- **Exercise prompt**:
Where a line contains the word "than", copy that line.

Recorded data

□ □ □ □ □

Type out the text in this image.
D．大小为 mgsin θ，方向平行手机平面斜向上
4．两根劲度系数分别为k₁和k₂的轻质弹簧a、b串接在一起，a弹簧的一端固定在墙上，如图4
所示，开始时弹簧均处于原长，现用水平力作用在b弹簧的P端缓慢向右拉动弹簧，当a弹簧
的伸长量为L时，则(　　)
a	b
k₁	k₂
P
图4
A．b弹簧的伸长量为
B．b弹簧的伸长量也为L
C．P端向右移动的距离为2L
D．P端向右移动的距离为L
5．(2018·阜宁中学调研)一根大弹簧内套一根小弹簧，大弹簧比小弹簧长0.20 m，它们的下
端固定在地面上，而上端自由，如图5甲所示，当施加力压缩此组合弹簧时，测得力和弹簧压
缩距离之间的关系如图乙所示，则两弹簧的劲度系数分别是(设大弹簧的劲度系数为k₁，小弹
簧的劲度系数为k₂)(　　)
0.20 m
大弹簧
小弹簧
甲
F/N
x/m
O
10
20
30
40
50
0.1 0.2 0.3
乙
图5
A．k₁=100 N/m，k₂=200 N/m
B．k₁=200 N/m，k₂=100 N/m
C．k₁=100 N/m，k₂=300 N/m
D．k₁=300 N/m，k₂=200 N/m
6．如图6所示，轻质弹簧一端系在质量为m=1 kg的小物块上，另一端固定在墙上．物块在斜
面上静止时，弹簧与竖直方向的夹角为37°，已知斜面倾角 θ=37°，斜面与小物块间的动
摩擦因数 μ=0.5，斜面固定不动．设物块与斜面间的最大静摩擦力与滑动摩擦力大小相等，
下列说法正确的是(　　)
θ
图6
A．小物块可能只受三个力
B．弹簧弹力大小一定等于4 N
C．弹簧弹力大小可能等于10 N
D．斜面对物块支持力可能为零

□ □ □ □ □

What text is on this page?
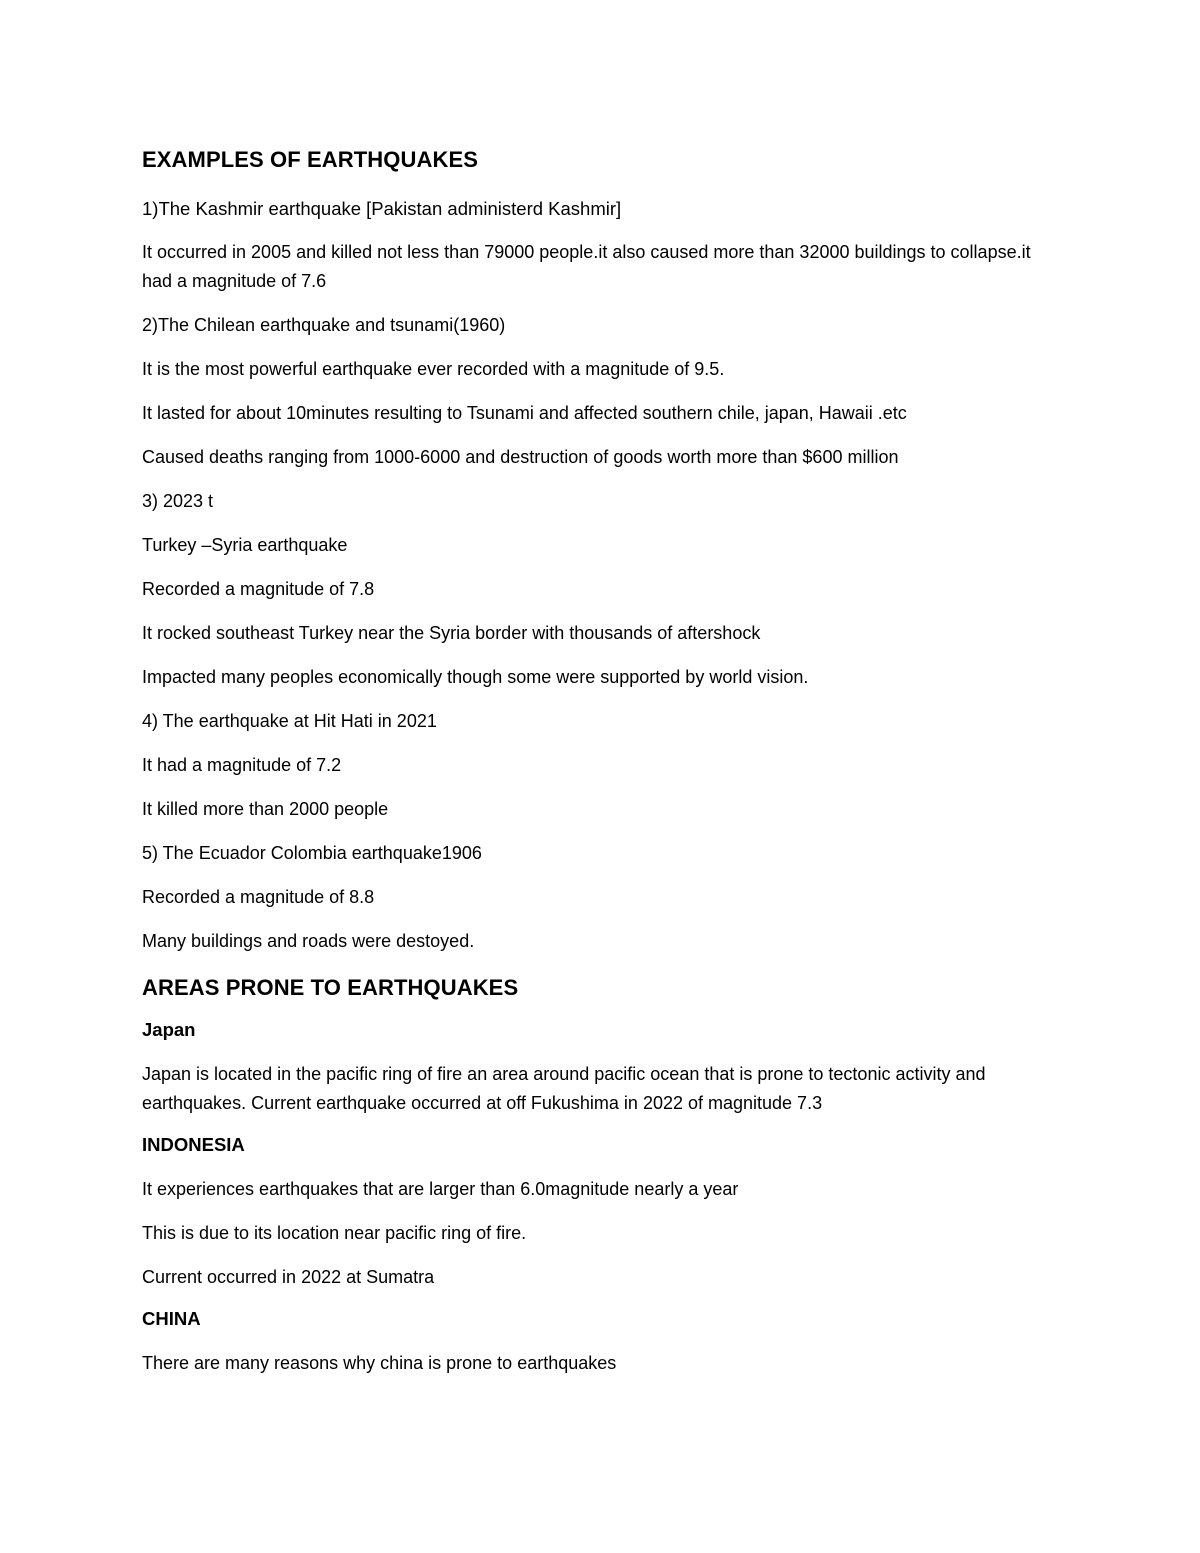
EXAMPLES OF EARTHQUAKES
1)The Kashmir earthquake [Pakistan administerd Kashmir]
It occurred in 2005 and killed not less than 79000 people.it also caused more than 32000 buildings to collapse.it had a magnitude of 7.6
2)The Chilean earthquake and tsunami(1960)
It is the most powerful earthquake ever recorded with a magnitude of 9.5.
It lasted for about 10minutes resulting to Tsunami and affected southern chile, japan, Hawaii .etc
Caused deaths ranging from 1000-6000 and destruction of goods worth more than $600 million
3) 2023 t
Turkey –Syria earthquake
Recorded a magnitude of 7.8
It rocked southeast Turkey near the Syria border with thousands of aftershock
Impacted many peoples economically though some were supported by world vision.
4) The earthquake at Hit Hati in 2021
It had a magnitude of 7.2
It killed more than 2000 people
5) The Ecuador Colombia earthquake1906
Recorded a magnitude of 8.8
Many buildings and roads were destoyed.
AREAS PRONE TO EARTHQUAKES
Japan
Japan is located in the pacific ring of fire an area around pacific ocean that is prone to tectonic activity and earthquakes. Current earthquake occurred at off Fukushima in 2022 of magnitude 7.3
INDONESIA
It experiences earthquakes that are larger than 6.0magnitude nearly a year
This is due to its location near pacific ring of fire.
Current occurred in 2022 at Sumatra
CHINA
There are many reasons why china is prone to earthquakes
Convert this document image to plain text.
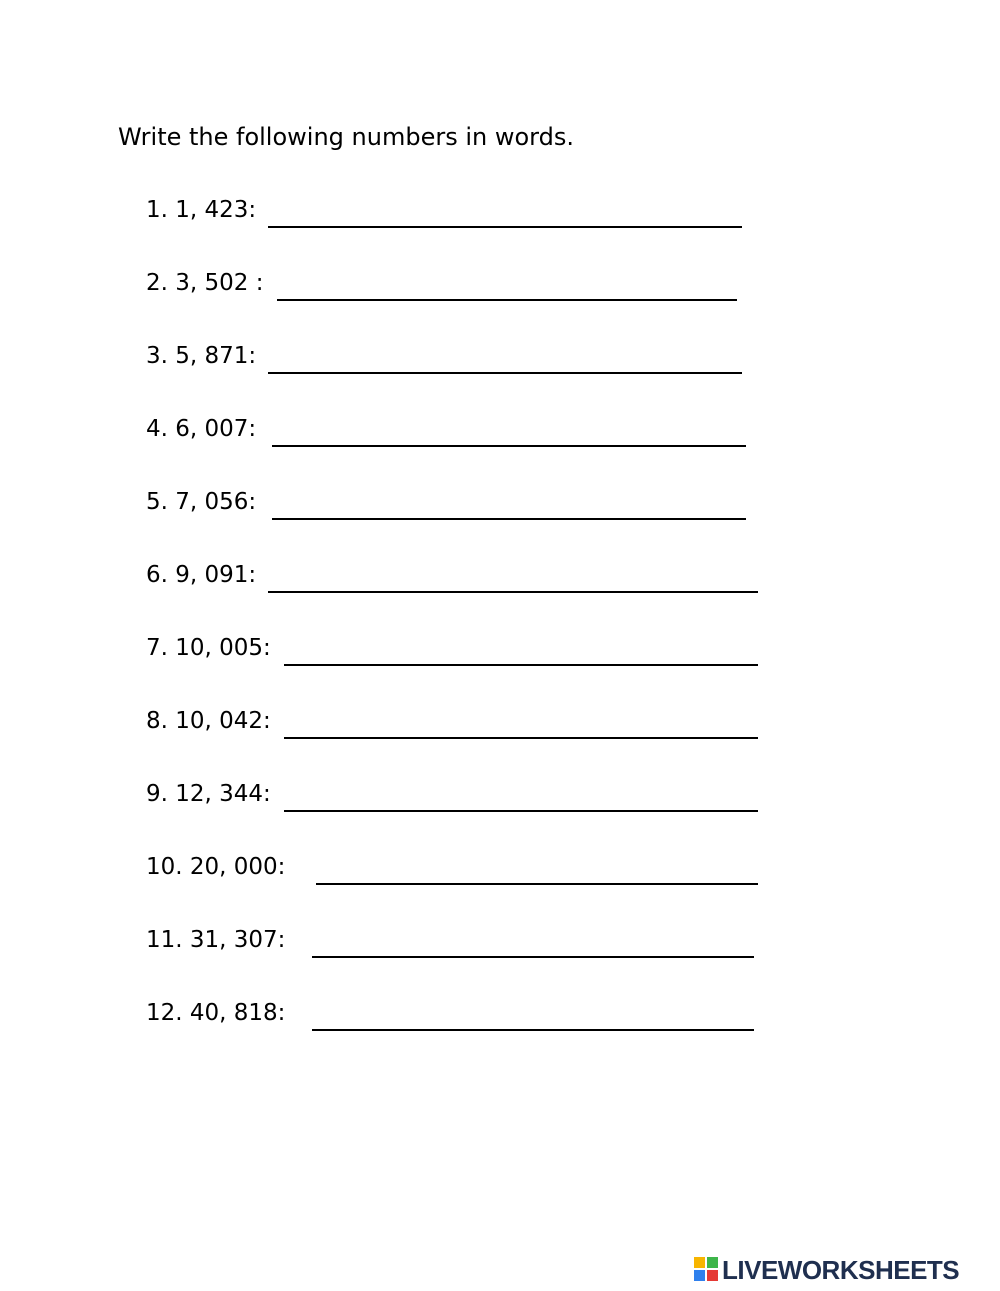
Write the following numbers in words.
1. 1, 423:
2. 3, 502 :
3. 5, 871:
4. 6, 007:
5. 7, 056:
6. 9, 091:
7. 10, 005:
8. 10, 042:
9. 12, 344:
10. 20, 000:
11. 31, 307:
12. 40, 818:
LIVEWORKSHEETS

□ □ □ □ □

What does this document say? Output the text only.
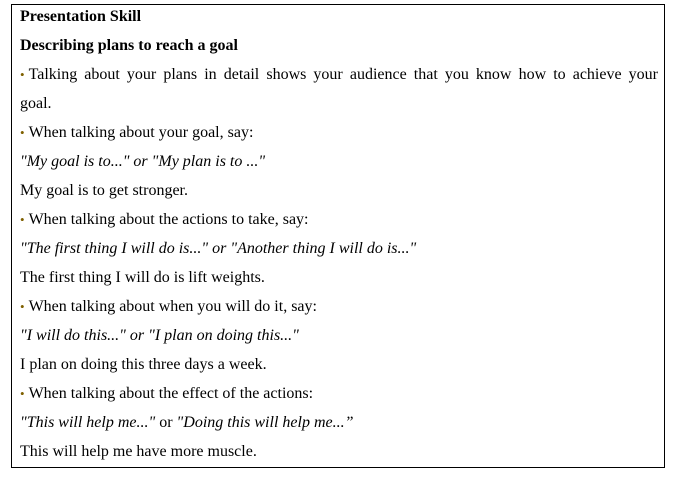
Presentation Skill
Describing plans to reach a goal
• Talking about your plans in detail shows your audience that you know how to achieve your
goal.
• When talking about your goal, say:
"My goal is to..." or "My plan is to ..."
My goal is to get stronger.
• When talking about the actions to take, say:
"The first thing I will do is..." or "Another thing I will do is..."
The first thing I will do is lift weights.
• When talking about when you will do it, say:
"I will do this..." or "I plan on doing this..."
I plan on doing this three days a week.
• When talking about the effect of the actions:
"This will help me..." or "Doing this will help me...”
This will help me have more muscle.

□ □ □ □ □

- **Solved exercise**:
It occurred in 2005 and killed not less than 79000 people.it also caused more than 32000 buildings to collapse.it had a magnitude of 7.6
Caused deaths ranging from 1000-6000 and destruction of goods worth more than $600 million
It killed more than 2000 people
It experiences earthquakes that are larger than 6.0magnitude nearly a year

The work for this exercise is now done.